**GOAL OF THE EXERCISE:** Here are some entries. Print them exactly as they are.

╭─ INPUT MATERIAL

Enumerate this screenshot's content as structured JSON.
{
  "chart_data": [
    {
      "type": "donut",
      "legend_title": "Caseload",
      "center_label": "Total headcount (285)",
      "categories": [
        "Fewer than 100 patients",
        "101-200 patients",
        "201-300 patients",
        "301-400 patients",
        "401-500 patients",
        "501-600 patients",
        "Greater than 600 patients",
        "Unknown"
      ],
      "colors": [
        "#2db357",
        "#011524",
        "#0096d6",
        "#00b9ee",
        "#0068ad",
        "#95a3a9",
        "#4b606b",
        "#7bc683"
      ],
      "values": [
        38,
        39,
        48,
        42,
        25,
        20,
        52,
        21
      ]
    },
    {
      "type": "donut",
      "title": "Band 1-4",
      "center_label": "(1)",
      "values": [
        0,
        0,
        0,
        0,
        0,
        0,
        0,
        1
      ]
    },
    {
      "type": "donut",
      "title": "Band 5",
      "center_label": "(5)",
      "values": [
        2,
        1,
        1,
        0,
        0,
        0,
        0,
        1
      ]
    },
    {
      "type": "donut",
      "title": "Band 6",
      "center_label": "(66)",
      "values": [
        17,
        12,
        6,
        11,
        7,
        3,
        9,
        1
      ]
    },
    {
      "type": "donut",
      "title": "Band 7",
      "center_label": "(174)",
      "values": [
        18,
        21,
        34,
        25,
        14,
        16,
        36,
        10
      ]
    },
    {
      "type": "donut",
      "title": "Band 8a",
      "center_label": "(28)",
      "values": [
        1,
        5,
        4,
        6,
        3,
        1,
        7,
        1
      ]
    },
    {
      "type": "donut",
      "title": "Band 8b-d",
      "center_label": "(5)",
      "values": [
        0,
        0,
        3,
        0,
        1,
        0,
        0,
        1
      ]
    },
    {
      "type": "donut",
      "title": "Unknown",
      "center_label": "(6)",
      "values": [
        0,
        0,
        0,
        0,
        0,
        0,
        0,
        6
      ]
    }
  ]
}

╰─

**YOUR RESPONSE:**
Enumerate this screenshot's content as structured JSON.
{
  "chart_data": [
    {
      "type": "donut",
      "legend_title": "Caseload",
      "center_label": "Total headcount (285)",
      "categories": [
        "Fewer than 100 patients",
        "101-200 patients",
        "201-300 patients",
        "301-400 patients",
        "401-500 patients",
        "501-600 patients",
        "Greater than 600 patients",
        "Unknown"
      ],
      "colors": [
        "#2db357",
        "#011524",
        "#0096d6",
        "#00b9ee",
        "#0068ad",
        "#95a3a9",
        "#4b606b",
        "#7bc683"
      ],
      "values": [
        38,
        39,
        48,
        42,
        25,
        20,
        52,
        21
      ]
    },
    {
      "type": "donut",
      "title": "Band 1-4",
      "center_label": "(1)",
      "values": [
        0,
        0,
        0,
        0,
        0,
        0,
        0,
        1
      ]
    },
    {
      "type": "donut",
      "title": "Band 5",
      "center_label": "(5)",
      "values": [
        2,
        1,
        1,
        0,
        0,
        0,
        0,
        1
      ]
    },
    {
      "type": "donut",
      "title": "Band 6",
      "center_label": "(66)",
      "values": [
        17,
        12,
        6,
        11,
        7,
        3,
        9,
        1
      ]
    },
    {
      "type": "donut",
      "title": "Band 7",
      "center_label": "(174)",
      "values": [
        18,
        21,
        34,
        25,
        14,
        16,
        36,
        10
      ]
    },
    {
      "type": "donut",
      "title": "Band 8a",
      "center_label": "(28)",
      "values": [
        1,
        5,
        4,
        6,
        3,
        1,
        7,
        1
      ]
    },
    {
      "type": "donut",
      "title": "Band 8b-d",
      "center_label": "(5)",
      "values": [
        0,
        0,
        3,
        0,
        1,
        0,
        0,
        1
      ]
    },
    {
      "type": "donut",
      "title": "Unknown",
      "center_label": "(6)",
      "values": [
        0,
        0,
        0,
        0,
        0,
        0,
        0,
        6
      ]
    }
  ]
}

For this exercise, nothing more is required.